TASK BRIEF: Each entry in the listing below should be restated word for word.

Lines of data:
◆ ◆ ◆

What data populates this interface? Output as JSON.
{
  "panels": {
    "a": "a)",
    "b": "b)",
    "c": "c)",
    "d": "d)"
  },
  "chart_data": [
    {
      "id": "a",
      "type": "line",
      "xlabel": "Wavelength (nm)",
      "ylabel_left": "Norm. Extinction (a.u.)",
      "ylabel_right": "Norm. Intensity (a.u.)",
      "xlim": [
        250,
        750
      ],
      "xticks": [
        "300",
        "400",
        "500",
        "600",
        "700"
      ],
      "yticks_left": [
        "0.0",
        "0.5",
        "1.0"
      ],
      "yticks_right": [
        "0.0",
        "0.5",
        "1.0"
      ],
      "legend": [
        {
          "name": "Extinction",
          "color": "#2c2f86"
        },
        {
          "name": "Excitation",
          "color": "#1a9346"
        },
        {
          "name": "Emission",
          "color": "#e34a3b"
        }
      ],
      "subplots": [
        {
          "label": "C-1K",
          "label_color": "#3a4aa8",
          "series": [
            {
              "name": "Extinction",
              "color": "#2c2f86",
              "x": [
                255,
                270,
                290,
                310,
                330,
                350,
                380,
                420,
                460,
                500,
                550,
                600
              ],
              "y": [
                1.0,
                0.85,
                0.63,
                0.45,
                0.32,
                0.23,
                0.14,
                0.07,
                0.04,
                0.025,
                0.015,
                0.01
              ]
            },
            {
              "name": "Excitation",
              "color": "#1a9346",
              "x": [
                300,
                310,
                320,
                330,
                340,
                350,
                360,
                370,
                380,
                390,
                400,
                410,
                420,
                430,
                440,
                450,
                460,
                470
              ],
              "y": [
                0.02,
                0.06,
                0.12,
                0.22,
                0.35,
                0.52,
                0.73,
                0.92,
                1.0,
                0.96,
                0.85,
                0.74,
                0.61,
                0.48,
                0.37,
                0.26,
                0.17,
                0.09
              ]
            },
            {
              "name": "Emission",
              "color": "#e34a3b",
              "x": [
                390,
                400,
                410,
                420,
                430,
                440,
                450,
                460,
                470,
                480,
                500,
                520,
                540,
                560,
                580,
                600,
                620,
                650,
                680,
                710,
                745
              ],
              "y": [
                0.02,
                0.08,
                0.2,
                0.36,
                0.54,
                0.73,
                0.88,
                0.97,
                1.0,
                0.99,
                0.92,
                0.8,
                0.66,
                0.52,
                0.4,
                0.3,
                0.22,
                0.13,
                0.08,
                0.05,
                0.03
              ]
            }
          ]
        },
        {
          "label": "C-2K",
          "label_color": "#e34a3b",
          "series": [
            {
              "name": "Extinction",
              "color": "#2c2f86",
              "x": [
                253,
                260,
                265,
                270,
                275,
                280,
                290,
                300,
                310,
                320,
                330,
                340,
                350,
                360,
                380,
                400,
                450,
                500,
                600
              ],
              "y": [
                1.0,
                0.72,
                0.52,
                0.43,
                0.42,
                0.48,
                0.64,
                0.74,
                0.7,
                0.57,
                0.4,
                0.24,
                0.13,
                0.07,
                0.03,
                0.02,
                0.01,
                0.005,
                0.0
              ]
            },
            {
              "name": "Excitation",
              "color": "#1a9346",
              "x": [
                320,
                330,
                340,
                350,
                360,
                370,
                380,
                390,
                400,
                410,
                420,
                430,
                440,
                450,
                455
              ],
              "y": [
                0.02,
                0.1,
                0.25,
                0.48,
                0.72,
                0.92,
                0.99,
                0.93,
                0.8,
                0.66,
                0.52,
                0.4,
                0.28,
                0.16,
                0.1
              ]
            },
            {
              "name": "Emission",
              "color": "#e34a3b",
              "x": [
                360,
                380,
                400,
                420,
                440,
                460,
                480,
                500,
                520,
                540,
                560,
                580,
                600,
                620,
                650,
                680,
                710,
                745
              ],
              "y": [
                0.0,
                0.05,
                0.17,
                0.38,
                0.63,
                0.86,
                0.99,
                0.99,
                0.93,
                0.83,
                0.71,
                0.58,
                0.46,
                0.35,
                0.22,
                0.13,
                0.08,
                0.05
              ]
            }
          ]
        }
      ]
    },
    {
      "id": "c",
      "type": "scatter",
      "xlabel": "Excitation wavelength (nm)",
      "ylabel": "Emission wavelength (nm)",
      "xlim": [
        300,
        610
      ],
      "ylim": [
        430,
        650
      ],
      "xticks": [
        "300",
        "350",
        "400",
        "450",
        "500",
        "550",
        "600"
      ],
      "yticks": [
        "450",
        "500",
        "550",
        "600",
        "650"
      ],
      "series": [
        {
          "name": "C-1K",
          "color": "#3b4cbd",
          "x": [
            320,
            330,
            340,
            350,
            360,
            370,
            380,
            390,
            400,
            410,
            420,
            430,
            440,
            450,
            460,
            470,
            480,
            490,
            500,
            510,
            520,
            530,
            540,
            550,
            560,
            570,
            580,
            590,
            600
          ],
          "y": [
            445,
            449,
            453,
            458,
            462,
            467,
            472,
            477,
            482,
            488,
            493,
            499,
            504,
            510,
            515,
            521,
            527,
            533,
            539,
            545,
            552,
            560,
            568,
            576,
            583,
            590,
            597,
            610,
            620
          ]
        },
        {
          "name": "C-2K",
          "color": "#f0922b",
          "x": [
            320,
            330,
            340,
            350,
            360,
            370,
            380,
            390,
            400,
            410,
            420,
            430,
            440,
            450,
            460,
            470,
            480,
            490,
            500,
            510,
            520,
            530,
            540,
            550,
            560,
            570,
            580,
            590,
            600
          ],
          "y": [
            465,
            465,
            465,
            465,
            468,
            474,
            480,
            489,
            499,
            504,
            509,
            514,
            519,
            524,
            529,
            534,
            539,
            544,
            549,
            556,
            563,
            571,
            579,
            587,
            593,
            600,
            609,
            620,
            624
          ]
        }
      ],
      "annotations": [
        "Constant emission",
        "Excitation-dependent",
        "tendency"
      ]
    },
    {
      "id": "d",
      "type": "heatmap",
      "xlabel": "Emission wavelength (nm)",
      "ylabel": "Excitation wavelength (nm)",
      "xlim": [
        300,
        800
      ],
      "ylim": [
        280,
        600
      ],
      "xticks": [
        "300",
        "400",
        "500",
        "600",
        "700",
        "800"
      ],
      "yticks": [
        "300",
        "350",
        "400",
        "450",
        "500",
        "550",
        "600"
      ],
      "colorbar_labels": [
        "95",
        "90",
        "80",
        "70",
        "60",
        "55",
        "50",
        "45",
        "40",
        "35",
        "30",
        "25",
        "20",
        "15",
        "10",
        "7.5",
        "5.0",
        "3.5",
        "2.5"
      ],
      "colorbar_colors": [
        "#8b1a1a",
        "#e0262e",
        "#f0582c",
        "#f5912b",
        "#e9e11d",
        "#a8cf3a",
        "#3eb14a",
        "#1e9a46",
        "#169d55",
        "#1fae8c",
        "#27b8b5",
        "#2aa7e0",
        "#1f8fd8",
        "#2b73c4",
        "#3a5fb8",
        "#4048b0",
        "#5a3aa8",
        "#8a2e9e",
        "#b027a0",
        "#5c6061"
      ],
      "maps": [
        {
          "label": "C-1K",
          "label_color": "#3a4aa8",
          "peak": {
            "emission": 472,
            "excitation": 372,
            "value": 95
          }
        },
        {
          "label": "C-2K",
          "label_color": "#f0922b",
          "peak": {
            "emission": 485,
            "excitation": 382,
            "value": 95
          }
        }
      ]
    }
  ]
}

◆ ◆ ◆

SOLVED EXERCISE:
What data populates this interface? Output as JSON.
{
  "panels": {
    "a": "a)",
    "b": "b)",
    "c": "c)",
    "d": "d)"
  },
  "chart_data": [
    {
      "id": "a",
      "type": "line",
      "xlabel": "Wavelength (nm)",
      "ylabel_left": "Norm. Extinction (a.u.)",
      "ylabel_right": "Norm. Intensity (a.u.)",
      "xlim": [
        250,
        750
      ],
      "xticks": [
        "300",
        "400",
        "500",
        "600",
        "700"
      ],
      "yticks_left": [
        "0.0",
        "0.5",
        "1.0"
      ],
      "yticks_right": [
        "0.0",
        "0.5",
        "1.0"
      ],
      "legend": [
        {
          "name": "Extinction",
          "color": "#2c2f86"
        },
        {
          "name": "Excitation",
          "color": "#1a9346"
        },
        {
          "name": "Emission",
          "color": "#e34a3b"
        }
      ],
      "subplots": [
        {
          "label": "C-1K",
          "label_color": "#3a4aa8",
          "series": [
            {
              "name": "Extinction",
              "color": "#2c2f86",
              "x": [
                255,
                270,
                290,
                310,
                330,
                350,
                380,
                420,
                460,
                500,
                550,
                600
              ],
              "y": [
                1.0,
                0.85,
                0.63,
                0.45,
                0.32,
                0.23,
                0.14,
                0.07,
                0.04,
                0.025,
                0.015,
                0.01
              ]
            },
            {
              "name": "Excitation",
              "color": "#1a9346",
              "x": [
                300,
                310,
                320,
                330,
                340,
                350,
                360,
                370,
                380,
                390,
                400,
                410,
                420,
                430,
                440,
                450,
                460,
                470
              ],
              "y": [
                0.02,
                0.06,
                0.12,
                0.22,
                0.35,
                0.52,
                0.73,
                0.92,
                1.0,
                0.96,
                0.85,
                0.74,
                0.61,
                0.48,
                0.37,
                0.26,
                0.17,
                0.09
              ]
            },
            {
              "name": "Emission",
              "color": "#e34a3b",
              "x": [
                390,
                400,
                410,
                420,
                430,
                440,
                450,
                460,
                470,
                480,
                500,
                520,
                540,
                560,
                580,
                600,
                620,
                650,
                680,
                710,
                745
              ],
              "y": [
                0.02,
                0.08,
                0.2,
                0.36,
                0.54,
                0.73,
                0.88,
                0.97,
                1.0,
                0.99,
                0.92,
                0.8,
                0.66,
                0.52,
                0.4,
                0.3,
                0.22,
                0.13,
                0.08,
                0.05,
                0.03
              ]
            }
          ]
        },
        {
          "label": "C-2K",
          "label_color": "#e34a3b",
          "series": [
            {
              "name": "Extinction",
              "color": "#2c2f86",
              "x": [
                253,
                260,
                265,
                270,
                275,
                280,
                290,
                300,
                310,
                320,
                330,
                340,
                350,
                360,
                380,
                400,
                450,
                500,
                600
              ],
              "y": [
                1.0,
                0.72,
                0.52,
                0.43,
                0.42,
                0.48,
                0.64,
                0.74,
                0.7,
                0.57,
                0.4,
                0.24,
                0.13,
                0.07,
                0.03,
                0.02,
                0.01,
                0.005,
                0.0
              ]
            },
            {
              "name": "Excitation",
              "color": "#1a9346",
              "x": [
                320,
                330,
                340,
                350,
                360,
                370,
                380,
                390,
                400,
                410,
                420,
                430,
                440,
                450,
                455
              ],
              "y": [
                0.02,
                0.1,
                0.25,
                0.48,
                0.72,
                0.92,
                0.99,
                0.93,
                0.8,
                0.66,
                0.52,
                0.4,
                0.28,
                0.16,
                0.1
              ]
            },
            {
              "name": "Emission",
              "color": "#e34a3b",
              "x": [
                360,
                380,
                400,
                420,
                440,
                460,
                480,
                500,
                520,
                540,
                560,
                580,
                600,
                620,
                650,
                680,
                710,
                745
              ],
              "y": [
                0.0,
                0.05,
                0.17,
                0.38,
                0.63,
                0.86,
                0.99,
                0.99,
                0.93,
                0.83,
                0.71,
                0.58,
                0.46,
                0.35,
                0.22,
                0.13,
                0.08,
                0.05
              ]
            }
          ]
        }
      ]
    },
    {
      "id": "c",
      "type": "scatter",
      "xlabel": "Excitation wavelength (nm)",
      "ylabel": "Emission wavelength (nm)",
      "xlim": [
        300,
        610
      ],
      "ylim": [
        430,
        650
      ],
      "xticks": [
        "300",
        "350",
        "400",
        "450",
        "500",
        "550",
        "600"
      ],
      "yticks": [
        "450",
        "500",
        "550",
        "600",
        "650"
      ],
      "series": [
        {
          "name": "C-1K",
          "color": "#3b4cbd",
          "x": [
            320,
            330,
            340,
            350,
            360,
            370,
            380,
            390,
            400,
            410,
            420,
            430,
            440,
            450,
            460,
            470,
            480,
            490,
            500,
            510,
            520,
            530,
            540,
            550,
            560,
            570,
            580,
            590,
            600
          ],
          "y": [
            445,
            449,
            453,
            458,
            462,
            467,
            472,
            477,
            482,
            488,
            493,
            499,
            504,
            510,
            515,
            521,
            527,
            533,
            539,
            545,
            552,
            560,
            568,
            576,
            583,
            590,
            597,
            610,
            620
          ]
        },
        {
          "name": "C-2K",
          "color": "#f0922b",
          "x": [
            320,
            330,
            340,
            350,
            360,
            370,
            380,
            390,
            400,
            410,
            420,
            430,
            440,
            450,
            460,
            470,
            480,
            490,
            500,
            510,
            520,
            530,
            540,
            550,
            560,
            570,
            580,
            590,
            600
          ],
          "y": [
            465,
            465,
            465,
            465,
            468,
            474,
            480,
            489,
            499,
            504,
            509,
            514,
            519,
            524,
            529,
            534,
            539,
            544,
            549,
            556,
            563,
            571,
            579,
            587,
            593,
            600,
            609,
            620,
            624
          ]
        }
      ],
      "annotations": [
        "Constant emission",
        "Excitation-dependent",
        "tendency"
      ]
    },
    {
      "id": "d",
      "type": "heatmap",
      "xlabel": "Emission wavelength (nm)",
      "ylabel": "Excitation wavelength (nm)",
      "xlim": [
        300,
        800
      ],
      "ylim": [
        280,
        600
      ],
      "xticks": [
        "300",
        "400",
        "500",
        "600",
        "700",
        "800"
      ],
      "yticks": [
        "300",
        "350",
        "400",
        "450",
        "500",
        "550",
        "600"
      ],
      "colorbar_labels": [
        "95",
        "90",
        "80",
        "70",
        "60",
        "55",
        "50",
        "45",
        "40",
        "35",
        "30",
        "25",
        "20",
        "15",
        "10",
        "7.5",
        "5.0",
        "3.5",
        "2.5"
      ],
      "colorbar_colors": [
        "#8b1a1a",
        "#e0262e",
        "#f0582c",
        "#f5912b",
        "#e9e11d",
        "#a8cf3a",
        "#3eb14a",
        "#1e9a46",
        "#169d55",
        "#1fae8c",
        "#27b8b5",
        "#2aa7e0",
        "#1f8fd8",
        "#2b73c4",
        "#3a5fb8",
        "#4048b0",
        "#5a3aa8",
        "#8a2e9e",
        "#b027a0",
        "#5c6061"
      ],
      "maps": [
        {
          "label": "C-1K",
          "label_color": "#3a4aa8",
          "peak": {
            "emission": 472,
            "excitation": 372,
            "value": 95
          }
        },
        {
          "label": "C-2K",
          "label_color": "#f0922b",
          "peak": {
            "emission": 485,
            "excitation": 382,
            "value": 95
          }
        }
      ]
    }
  ]
}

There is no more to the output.